SHORT PROBLEM:
Find the lines containing the word "width" and copy every one of them.

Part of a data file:
— Start —
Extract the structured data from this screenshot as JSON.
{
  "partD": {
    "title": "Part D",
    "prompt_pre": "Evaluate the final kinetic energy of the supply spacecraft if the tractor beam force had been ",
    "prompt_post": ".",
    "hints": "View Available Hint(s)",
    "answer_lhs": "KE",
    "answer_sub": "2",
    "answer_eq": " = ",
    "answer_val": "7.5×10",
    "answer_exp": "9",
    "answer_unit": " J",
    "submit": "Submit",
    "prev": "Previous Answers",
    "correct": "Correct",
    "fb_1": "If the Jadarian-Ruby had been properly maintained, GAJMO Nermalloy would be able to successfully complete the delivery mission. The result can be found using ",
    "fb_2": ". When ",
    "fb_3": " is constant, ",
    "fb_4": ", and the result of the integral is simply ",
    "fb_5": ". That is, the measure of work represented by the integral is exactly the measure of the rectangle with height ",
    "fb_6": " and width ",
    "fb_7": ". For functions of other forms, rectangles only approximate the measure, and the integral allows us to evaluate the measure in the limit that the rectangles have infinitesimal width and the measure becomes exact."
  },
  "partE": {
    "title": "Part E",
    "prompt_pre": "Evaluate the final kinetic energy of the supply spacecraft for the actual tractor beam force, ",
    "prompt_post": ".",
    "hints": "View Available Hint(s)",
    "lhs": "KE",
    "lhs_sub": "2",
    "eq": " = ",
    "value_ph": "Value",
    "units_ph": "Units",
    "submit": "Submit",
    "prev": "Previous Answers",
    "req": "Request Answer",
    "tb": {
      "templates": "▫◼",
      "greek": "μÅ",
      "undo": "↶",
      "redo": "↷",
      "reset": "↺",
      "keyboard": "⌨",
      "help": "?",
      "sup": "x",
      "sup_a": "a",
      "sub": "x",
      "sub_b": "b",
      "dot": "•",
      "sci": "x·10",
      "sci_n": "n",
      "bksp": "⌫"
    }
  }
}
— End —
ANSWER TO THIS TASK:
    "fb_6": " and width ",
    "fb_7": ". For functions of other forms, rectangles only approximate the measure, and the integral allows us to evaluate the measure in the limit that the rectangles have infinitesimal width and the measure becomes exact."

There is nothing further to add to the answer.